• Goal: Which lines below hold the word "Миндиахметова"? Copy all of them.

• Source data:
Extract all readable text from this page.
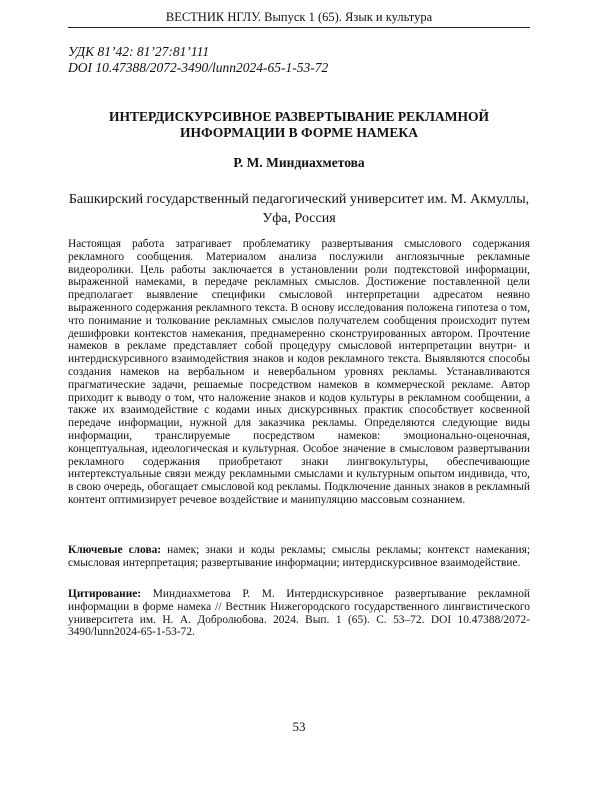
ВЕСТНИК НГЛУ. Выпуск 1 (65). Язык и культура
УДК 81’42: 81’27:81’111
DOI 10.47388/2072-3490/lunn2024-65-1-53-72
ИНТЕРДИСКУРСИВНОЕ РАЗВЕРТЫВАНИЕ РЕКЛАМНОЙ
ИНФОРМАЦИИ В ФОРМЕ НАМЕКА
Р. М. Миндиахметова
Башкирский государственный педагогический университет им. М. Акмуллы,
Уфа, Россия

Настоящая работа затрагивает проблематику развертывания смыслового содержания рекламного сообщения. Материалом анализа послужили англоязычные рекламные видеоролики. Цель работы заключается в установлении роли подтекстовой информации, выраженной намеками, в передаче рекламных смыслов. Достижение поставленной цели предполагает выявление специфики смысловой интерпретации адресатом неявно выраженного содержания рекламного текста. В основу исследования положена гипотеза о том, что понимание и толкование рекламных смыслов получателем сообщения происходит путем дешифровки контекстов намекания, преднамеренно сконструированных автором. Прочтение намеков в рекламе представляет собой процедуру смысловой интерпретации внутри- и интердискурсивного взаимодействия знаков и кодов рекламного текста. Выявляются способы создания намеков на вербальном и невербальном уровнях рекламы. Устанавливаются прагматические задачи, решаемые посредством намеков в коммерческой рекламе. Автор приходит к выводу о том, что наложение знаков и кодов культуры в рекламном сообщении, а также их взаимодействие с кодами иных дискурсивных практик способствует косвенной передаче информации, нужной для заказчика рекламы. Определяются следующие виды информации, транслируемые посредством намеков: эмоционально-оценочная, концептуальная, идеологическая и культурная. Особое значение в смысловом развертывании рекламного содержания приобретают знаки лингвокультуры, обеспечивающие интертекстуальные связи между рекламными смыслами и культурным опытом индивида, что, в свою очередь, обогащает смысловой код рекламы. Подключение данных знаков в рекламный контент оптимизирует речевое воздействие и манипуляцию массовым сознанием.

Ключевые слова: намек; знаки и коды рекламы; смыслы рекламы; контекст намекания; смысловая интерпретация; развертывание информации; интердискурсивное взаимодействие.
Цитирование: Миндиахметова Р. М. Интердискурсивное развертывание рекламной информации в форме намека // Вестник Нижегородского государственного лингвистического университета им. Н. А. Добролюбова. 2024. Вып. 1 (65). С. 53–72. DOI 10.47388/2072-3490/lunn2024-65-1-53-72.
53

• Response to the task:
Р. М. Миндиахметова
Цитирование: Миндиахметова Р. М. Интердискурсивное развертывание рекламной информации в форме намека // Вестник Нижегородского государственного лингвистического университета им. Н. А. Добролюбова. 2024. Вып. 1 (65). С. 53–72. DOI 10.47388/2072-3490/lunn2024-65-1-53-72.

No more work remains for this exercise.